_THE EXERCISE_. Report how many lines below contain the word "text", and give only that number.

** BEGIN INFORMATION SUPPLIED **

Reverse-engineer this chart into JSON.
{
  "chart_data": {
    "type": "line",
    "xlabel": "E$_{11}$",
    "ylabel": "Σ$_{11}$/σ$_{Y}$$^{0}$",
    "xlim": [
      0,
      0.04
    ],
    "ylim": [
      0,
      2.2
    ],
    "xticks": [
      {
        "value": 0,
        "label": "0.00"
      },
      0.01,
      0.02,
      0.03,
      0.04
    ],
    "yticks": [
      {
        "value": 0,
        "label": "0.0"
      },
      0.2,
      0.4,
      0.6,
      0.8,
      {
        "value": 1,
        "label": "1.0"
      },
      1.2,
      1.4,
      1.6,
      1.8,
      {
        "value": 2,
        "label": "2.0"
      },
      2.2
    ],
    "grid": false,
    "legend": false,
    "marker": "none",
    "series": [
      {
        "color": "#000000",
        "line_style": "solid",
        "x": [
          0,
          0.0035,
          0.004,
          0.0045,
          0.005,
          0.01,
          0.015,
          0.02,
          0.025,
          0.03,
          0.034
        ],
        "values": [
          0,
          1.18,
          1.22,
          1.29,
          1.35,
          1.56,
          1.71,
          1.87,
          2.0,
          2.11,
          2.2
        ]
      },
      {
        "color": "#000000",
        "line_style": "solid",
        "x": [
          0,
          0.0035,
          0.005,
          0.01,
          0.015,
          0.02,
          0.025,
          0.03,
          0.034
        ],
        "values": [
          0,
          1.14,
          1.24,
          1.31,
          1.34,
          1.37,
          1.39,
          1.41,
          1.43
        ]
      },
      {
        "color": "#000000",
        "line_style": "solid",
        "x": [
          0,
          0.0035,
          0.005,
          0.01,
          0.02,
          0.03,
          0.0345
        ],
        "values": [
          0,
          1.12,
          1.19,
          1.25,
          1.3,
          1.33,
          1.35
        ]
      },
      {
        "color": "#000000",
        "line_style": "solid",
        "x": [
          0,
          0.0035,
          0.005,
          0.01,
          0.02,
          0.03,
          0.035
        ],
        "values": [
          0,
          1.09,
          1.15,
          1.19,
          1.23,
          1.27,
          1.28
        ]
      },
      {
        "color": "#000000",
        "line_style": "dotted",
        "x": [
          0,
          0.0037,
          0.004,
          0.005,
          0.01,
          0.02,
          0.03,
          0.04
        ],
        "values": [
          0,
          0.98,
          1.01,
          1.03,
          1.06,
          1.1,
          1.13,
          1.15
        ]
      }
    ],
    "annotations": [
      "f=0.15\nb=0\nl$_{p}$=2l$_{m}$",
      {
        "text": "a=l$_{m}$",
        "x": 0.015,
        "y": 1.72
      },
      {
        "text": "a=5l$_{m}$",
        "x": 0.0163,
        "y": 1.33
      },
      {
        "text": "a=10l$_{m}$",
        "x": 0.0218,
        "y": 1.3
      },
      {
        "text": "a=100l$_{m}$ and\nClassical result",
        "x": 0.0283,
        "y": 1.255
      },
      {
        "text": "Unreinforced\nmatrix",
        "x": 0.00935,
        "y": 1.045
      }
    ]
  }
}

** END INFORMATION SUPPLIED **

_TASK RESPONSE_. 5